■ Task requirements
The answer should be a single number: how many lines of the entries below hold the word "must".

================================

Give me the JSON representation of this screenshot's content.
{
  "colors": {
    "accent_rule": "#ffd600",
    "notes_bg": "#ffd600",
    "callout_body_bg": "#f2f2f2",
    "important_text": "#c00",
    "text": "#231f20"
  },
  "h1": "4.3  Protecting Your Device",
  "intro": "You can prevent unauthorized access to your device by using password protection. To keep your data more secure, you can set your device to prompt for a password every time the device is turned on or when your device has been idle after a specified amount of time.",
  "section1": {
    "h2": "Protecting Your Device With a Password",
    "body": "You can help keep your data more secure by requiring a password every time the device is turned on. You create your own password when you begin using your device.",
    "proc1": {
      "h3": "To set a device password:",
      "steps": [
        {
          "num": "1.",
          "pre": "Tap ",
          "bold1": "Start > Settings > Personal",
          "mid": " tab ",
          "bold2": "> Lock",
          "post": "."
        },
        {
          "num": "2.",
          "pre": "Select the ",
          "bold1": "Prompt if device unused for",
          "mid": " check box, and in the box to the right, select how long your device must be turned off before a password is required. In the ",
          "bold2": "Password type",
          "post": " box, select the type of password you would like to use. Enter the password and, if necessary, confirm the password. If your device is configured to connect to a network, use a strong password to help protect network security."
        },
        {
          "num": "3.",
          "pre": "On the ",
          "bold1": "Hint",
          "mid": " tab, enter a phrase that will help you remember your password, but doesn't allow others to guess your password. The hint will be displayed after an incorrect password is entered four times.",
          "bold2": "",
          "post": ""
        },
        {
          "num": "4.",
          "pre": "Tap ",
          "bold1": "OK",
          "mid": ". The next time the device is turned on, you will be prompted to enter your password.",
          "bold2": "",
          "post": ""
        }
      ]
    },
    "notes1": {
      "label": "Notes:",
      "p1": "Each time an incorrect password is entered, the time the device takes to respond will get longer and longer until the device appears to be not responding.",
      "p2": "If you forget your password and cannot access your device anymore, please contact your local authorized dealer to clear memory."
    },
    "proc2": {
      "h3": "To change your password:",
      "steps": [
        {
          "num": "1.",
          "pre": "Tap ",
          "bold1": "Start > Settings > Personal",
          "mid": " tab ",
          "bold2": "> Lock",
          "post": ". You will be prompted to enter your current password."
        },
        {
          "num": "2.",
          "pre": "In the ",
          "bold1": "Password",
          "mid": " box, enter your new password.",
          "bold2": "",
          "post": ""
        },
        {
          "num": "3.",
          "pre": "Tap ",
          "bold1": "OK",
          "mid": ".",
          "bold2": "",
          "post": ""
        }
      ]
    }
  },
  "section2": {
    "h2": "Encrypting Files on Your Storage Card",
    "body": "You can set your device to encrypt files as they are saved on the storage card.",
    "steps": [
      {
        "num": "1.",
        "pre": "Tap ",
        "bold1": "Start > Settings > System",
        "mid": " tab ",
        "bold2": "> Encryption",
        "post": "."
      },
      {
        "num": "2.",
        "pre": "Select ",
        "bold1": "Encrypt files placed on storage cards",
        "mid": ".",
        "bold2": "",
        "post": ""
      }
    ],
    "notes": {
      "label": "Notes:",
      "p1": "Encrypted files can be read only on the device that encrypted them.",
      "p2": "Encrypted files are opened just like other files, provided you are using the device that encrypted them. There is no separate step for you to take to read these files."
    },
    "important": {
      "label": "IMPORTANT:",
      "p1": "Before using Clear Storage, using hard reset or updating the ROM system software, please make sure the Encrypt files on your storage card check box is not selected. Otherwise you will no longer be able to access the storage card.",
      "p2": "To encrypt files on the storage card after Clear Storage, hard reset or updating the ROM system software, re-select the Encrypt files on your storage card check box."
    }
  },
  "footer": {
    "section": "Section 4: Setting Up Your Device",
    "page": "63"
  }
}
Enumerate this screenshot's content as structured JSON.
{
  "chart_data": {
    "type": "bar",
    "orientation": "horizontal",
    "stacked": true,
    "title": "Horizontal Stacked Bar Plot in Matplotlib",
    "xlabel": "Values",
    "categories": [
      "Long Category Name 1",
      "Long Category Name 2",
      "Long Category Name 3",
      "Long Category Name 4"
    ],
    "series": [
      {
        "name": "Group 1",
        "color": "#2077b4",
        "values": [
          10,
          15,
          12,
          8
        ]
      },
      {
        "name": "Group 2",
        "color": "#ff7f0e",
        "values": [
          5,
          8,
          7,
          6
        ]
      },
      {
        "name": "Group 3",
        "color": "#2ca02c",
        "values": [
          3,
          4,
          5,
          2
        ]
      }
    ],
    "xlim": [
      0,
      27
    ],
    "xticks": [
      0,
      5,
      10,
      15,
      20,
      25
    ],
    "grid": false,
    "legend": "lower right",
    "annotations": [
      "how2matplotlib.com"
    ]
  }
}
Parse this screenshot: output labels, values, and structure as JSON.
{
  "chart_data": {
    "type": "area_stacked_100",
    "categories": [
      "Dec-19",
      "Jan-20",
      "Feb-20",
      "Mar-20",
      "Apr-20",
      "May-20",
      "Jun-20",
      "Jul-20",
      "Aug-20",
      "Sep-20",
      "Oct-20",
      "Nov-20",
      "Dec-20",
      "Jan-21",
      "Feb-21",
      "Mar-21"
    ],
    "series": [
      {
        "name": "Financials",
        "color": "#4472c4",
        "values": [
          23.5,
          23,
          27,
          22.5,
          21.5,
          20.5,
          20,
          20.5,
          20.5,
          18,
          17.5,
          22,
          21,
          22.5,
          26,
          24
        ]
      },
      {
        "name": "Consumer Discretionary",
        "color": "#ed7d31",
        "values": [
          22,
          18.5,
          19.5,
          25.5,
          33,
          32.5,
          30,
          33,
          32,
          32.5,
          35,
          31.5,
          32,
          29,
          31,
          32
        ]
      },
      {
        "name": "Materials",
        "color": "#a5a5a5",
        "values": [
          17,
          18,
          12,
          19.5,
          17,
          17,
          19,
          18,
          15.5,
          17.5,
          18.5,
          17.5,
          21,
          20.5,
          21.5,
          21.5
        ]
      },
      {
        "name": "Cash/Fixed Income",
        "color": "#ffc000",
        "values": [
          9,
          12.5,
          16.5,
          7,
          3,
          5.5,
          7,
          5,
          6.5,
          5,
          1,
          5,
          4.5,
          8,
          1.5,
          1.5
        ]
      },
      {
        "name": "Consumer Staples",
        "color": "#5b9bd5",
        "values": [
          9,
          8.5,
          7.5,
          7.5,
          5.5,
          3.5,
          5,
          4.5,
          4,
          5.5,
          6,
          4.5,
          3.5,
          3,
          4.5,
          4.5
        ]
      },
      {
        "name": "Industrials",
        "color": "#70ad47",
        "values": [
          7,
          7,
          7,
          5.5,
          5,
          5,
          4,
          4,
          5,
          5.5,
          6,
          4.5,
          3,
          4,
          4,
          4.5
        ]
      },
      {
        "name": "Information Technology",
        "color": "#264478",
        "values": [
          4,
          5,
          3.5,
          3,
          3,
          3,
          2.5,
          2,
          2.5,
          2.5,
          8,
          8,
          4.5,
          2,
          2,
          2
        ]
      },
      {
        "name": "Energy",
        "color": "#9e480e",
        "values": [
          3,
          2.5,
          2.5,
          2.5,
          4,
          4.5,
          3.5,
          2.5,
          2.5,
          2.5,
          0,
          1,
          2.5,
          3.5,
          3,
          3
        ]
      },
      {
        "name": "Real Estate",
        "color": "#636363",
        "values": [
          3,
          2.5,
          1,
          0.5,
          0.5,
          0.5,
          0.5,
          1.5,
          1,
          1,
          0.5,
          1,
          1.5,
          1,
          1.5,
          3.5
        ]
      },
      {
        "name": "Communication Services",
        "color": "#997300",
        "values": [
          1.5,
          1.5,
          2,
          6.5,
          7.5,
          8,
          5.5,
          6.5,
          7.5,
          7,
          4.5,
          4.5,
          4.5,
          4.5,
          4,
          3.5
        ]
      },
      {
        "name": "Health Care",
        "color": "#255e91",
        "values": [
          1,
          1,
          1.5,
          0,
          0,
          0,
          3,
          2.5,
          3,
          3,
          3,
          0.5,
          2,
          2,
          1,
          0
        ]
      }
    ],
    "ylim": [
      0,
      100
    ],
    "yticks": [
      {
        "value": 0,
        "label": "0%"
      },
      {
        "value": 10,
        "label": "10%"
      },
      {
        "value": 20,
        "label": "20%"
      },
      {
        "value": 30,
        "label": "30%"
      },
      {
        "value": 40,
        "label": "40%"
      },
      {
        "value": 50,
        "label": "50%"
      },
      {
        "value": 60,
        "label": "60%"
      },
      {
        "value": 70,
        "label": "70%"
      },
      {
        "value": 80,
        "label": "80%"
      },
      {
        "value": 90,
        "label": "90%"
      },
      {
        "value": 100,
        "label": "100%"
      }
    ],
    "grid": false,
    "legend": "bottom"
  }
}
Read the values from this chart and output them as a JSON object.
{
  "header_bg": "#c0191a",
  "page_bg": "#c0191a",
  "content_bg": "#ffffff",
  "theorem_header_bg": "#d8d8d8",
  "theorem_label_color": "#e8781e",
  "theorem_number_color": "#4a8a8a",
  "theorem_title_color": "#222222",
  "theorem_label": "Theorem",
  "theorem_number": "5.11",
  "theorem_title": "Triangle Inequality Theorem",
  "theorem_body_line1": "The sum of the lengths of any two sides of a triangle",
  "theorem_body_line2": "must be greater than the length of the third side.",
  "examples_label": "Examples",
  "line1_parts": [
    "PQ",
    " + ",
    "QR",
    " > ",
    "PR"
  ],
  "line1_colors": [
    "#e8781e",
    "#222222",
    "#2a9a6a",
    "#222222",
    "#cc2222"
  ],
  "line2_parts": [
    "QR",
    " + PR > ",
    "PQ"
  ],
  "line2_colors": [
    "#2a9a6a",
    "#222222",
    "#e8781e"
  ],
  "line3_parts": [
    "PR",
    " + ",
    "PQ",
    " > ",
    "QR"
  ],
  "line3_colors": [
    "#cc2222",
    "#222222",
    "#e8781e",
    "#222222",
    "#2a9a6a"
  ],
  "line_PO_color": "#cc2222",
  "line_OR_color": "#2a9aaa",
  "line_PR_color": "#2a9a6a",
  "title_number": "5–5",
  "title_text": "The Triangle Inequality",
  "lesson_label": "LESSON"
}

================================

■ Solved exercise
2